• **Task directions**
Format the records between the lines holding "forward-button[interactable]: [34, 28, 62, 56]" and "window-minimize-button[interactable]: [1165, 1, 1196, 22]", inclusive, as a numbered list, omitting any blank lines.

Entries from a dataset
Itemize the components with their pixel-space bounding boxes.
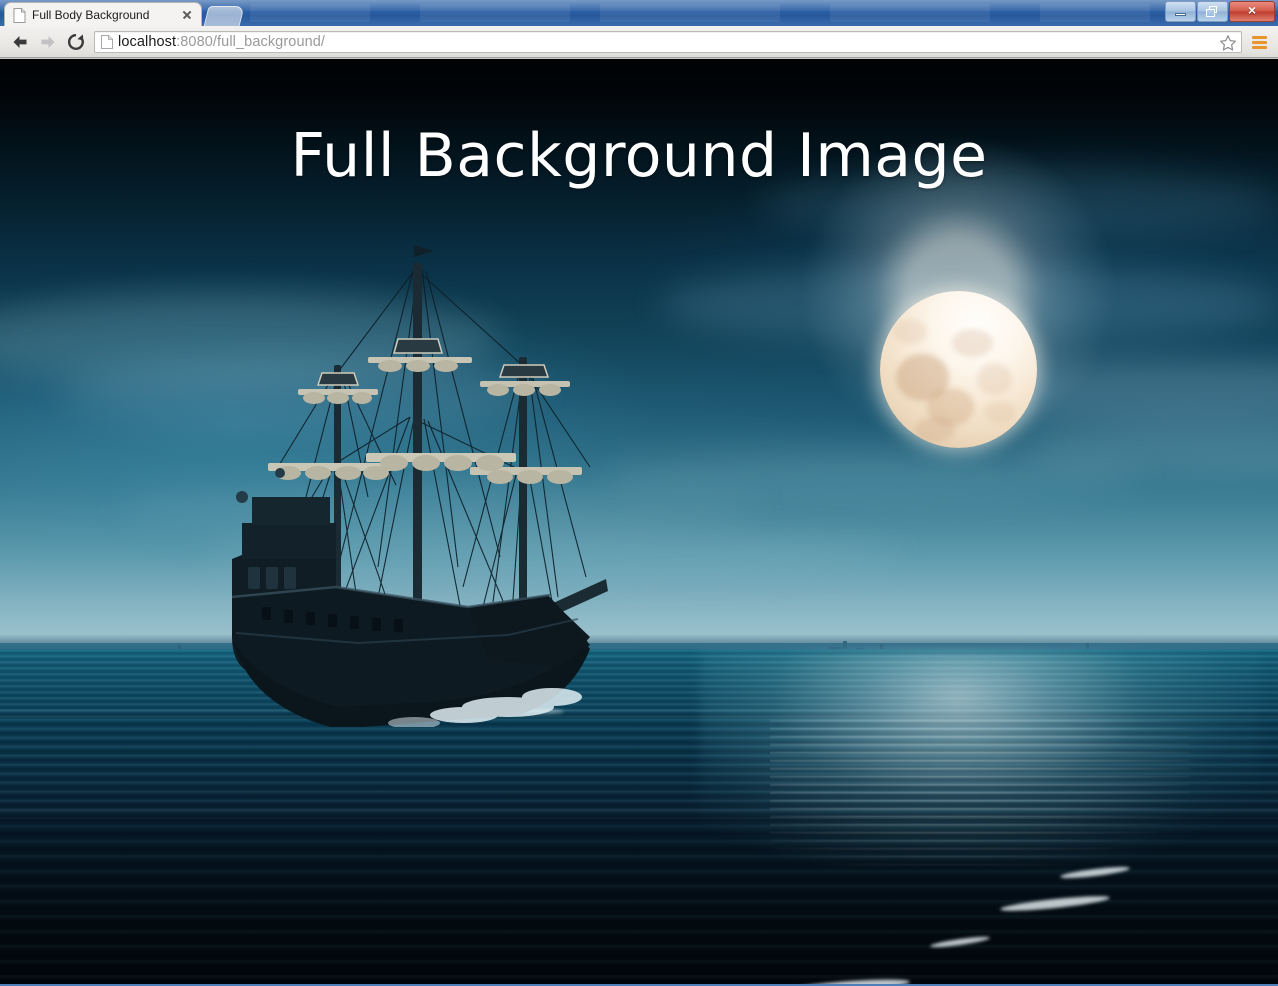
forward-button[interactable]: [34, 28, 62, 56]
new-tab-button[interactable]: [203, 6, 245, 26]
window-close-button[interactable]: ×: [1229, 1, 1275, 22]
window-controls: ×: [1165, 1, 1275, 22]
restore-icon-front: [1206, 9, 1215, 17]
back-button[interactable]: [6, 28, 34, 56]
tab-title: Full Body Background: [32, 8, 150, 22]
desktop-reflection: [250, 4, 370, 22]
window-minimize-button[interactable]: [1165, 1, 1196, 22]
browser-toolbar: localhost:8080/full_background/: [0, 26, 1278, 58]
desktop-reflection: [1040, 4, 1150, 22]
reload-icon: [67, 33, 84, 50]
page-title: Full Background Image: [290, 121, 988, 191]
close-icon: ×: [1247, 2, 1257, 18]
desktop-reflection: [830, 4, 990, 22]
forward-arrow-icon: [41, 35, 55, 48]
reload-button[interactable]: [62, 28, 90, 56]
moonlight-glitter: [770, 719, 1190, 869]
hamburger-icon: [1252, 45, 1267, 49]
url-host: localhost: [118, 33, 177, 50]
minimize-icon: [1175, 13, 1186, 16]
hamburger-icon: [1252, 35, 1267, 39]
browser-tab-active[interactable]: Full Body Background: [4, 2, 202, 26]
moon-crater: [914, 416, 956, 442]
moon-crater: [952, 328, 994, 357]
title-bar: Full Body Background ×: [0, 0, 1278, 26]
page-document-icon: [13, 7, 26, 23]
moon-crater: [892, 319, 928, 345]
url-text: localhost:8080/full_background/: [118, 34, 1237, 50]
desktop-reflection: [420, 4, 570, 22]
address-bar[interactable]: localhost:8080/full_background/: [94, 30, 1242, 53]
chrome-menu-button[interactable]: [1248, 29, 1270, 55]
hamburger-icon: [1252, 40, 1267, 44]
back-arrow-icon: [13, 35, 27, 48]
pirate-ship: [218, 167, 608, 727]
bookmark-star-icon[interactable]: [1219, 34, 1237, 52]
url-path: :8080/full_background/: [176, 33, 326, 50]
page-viewport: Full Background Image: [0, 59, 1278, 986]
browser-window: Full Body Background × localhost:8080/fu…: [0, 0, 1278, 986]
page-document-icon: [101, 34, 113, 49]
desktop-reflection: [600, 4, 780, 22]
moon-crater: [977, 363, 1012, 395]
moon-crater: [983, 400, 1015, 423]
tab-close-icon[interactable]: [179, 7, 195, 23]
pirate-ship-silhouette: [231, 245, 608, 727]
window-restore-button[interactable]: [1197, 1, 1228, 22]
full-moon: [880, 291, 1037, 448]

• **Reply**
1. forward-button[interactable]: [34, 28, 62, 56]
2. new-tab-button[interactable]: [203, 6, 245, 26]
3. window-close-button[interactable]: ×: [1229, 1, 1275, 22]
4. window-controls: ×: [1165, 1, 1275, 22]
5. restore-icon-front: [1206, 9, 1215, 17]
6. back-button[interactable]: [6, 28, 34, 56]
7. tab-title: Full Body Background: [32, 8, 150, 22]
8. desktop-reflection: [250, 4, 370, 22]
9. window-minimize-button[interactable]: [1165, 1, 1196, 22]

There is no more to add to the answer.